Intravenous and Oral Fosfomycin in Hospitalised Neonates With Clinical Sepsis

Neonatal SEPSIS Clinical Trial

— NeoFosfo  

Official title:

Intravenous and Oral Fosfomycin in Hospitalised Neonates With Clinical Sepsis: an Open-label Safety and Pharmacokinetics Study (neoFosfo)

Clinical Trial Details — Status: Completed

Administrative data

• NCT number: NCT03453177
• Other study ID #: Neo-Fos-001
• Status: Completed
• Phase: Phase 2
• Start date: March 15, 2018
• Est. completion date: May 24, 2019

Study information

• Verified date: February 2020
• Source: Drugs for Neglected Diseases
• Contact: n/a
• Is FDA regulated: No
• Study type: Interventional

Clinical Trial Summary

Neonatal sepsis has a high risk of morbidity and mortality. The current WHO and national guidelines recommend antibiotics to which resistance is reported in neonatal populations, although the available data is limited. Research on alternative empirical regimens for neonatal sepsis which are affordable, safe and cost-effective, with a step-down oral option, is needed. AMR is an issue of global public health concern and is one of the WHO's global health priority areas. Understanding the benefits, risks, MIC capacity and PK of fosfomycin will influence global policy on the case management of neonates with sepsis in Kenya and international settings.

Description:

Antimicrobial resistance (AMR) has become a major issue in global health. Despite progress in the reduction of under 5 mortality rates in recent decades, the proportion of neonatal deaths occurring within this age group has increased, with almost one quarter of all neonatal deaths occurring due to serious bacterial infection. Common bacteria causing neonatal sepsis are now exhibiting widespread resistance to several classes of antibiotics. There is an urgent need to discover new, effective treatments and re-evaluate existing therapeutic agents to treat infections potentially caused by multi-drug resistant (MDR) pathogens. Gram-negative bacteria (GNB) predominate as the cause of neonatal sepsis, and are increasingly associated with high rates of resistance to the currently recommended WHO empirical therapy regimen of ampicillin/penicillin and gentamicin. There is therefore a need to develop an updated empiric regimen with improved efficacy in the context of increasing MDR sepsis in neonates. New antimicrobials under development will be expensive once licensed, and there are currently virtually no planned trials to assess their efficacy in neonates in low- and middle-income countries (LMICs).

........

Exercises:
1: In the Description section of the neonatal fosfomycin trial page, list every abbreviation that is introduced in parentheses after its full term, pairing each with that term.
2: Edit the neonatal fosfomycin trial page's summary from "Neonatal sepsis has" up to and including "and international settings.", replacing "high risk" with "considerable risk".
The lines after this point are separate material with no connection to the neonatal fosfomycin trial page.

........

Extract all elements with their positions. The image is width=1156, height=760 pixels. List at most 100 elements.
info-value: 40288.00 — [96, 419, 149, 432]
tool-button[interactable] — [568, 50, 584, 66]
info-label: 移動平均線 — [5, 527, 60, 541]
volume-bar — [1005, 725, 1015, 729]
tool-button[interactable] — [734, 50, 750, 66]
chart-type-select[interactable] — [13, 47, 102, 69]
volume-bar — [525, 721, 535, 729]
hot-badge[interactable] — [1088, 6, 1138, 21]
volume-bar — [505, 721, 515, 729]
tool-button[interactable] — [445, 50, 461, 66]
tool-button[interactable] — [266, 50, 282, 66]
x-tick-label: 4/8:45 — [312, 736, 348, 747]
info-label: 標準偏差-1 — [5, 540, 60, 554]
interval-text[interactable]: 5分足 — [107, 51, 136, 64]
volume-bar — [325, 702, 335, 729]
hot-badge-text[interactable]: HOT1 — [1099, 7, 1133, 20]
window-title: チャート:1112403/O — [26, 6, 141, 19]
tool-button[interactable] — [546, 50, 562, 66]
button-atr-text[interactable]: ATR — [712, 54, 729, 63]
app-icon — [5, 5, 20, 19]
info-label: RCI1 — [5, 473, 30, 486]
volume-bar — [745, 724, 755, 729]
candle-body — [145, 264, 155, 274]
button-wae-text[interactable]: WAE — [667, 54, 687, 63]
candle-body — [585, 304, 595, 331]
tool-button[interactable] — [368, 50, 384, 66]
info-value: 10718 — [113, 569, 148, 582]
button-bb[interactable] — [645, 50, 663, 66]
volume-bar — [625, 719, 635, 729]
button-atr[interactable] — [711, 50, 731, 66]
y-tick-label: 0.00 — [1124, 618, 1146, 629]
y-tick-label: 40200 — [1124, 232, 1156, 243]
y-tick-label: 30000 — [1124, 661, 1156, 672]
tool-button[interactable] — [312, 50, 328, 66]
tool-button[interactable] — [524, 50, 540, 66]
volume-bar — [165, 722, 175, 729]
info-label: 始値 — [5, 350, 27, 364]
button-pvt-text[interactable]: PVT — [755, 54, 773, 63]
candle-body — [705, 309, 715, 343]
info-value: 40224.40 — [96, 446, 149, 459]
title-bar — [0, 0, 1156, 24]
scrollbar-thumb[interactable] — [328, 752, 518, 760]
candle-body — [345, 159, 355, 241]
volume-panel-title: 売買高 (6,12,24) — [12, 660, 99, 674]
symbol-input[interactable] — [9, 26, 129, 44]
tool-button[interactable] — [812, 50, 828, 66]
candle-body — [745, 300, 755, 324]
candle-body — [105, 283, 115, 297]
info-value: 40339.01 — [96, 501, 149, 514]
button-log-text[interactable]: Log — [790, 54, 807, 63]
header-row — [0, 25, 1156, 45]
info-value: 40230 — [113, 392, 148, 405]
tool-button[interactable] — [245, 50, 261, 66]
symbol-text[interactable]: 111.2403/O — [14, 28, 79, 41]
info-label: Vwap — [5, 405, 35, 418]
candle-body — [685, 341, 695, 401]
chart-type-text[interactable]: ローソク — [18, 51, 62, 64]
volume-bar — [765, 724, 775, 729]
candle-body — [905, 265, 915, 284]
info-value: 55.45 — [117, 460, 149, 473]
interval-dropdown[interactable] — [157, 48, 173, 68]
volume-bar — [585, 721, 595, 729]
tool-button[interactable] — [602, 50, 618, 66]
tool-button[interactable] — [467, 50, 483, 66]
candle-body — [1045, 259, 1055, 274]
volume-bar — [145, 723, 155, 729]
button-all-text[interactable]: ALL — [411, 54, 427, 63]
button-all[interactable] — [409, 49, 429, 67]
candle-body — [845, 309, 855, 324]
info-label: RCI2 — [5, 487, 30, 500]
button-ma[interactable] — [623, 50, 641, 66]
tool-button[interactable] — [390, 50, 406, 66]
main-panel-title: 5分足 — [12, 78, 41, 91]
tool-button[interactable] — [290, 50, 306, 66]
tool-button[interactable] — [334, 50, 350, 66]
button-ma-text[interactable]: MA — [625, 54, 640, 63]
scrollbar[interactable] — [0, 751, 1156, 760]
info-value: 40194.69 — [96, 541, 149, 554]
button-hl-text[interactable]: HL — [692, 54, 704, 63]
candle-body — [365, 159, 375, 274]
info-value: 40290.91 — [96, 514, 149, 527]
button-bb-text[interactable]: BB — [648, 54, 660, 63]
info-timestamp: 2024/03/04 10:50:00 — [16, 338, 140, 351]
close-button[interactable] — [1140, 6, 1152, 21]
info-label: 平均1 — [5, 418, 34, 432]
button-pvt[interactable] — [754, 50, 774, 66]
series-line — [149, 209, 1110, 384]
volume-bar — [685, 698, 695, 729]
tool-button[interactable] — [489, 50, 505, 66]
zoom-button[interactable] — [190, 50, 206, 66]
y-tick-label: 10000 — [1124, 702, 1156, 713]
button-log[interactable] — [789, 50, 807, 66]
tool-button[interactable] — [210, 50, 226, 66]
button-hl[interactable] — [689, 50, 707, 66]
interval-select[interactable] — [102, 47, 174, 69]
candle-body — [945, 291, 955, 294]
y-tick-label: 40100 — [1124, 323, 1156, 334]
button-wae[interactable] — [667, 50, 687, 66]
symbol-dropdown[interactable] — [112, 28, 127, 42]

........

Responses for each task:
1:
AMR: antimicrobial resistance
MDR: multi-drug resistant
GNB: Gram-negative bacteria
LMICs: low- and middle-income countries

2:
Neonatal sepsis has a considerable risk of morbidity and mortality. The current WHO and national guidelines recommend antibiotics to which resistance is reported in neonatal populations, although the available data is limited. Research on alternative empirical regimens for neonatal sepsis which are affordable, safe and cost-effective, with a step-down oral option, is needed. AMR is an issue of global public health concern and is one of the WHO's global health priority areas. Understanding the benefits, risks, MIC capacity and PK of fosfomycin will influence global policy on the case management of neonates with sepsis in Kenya and international settings.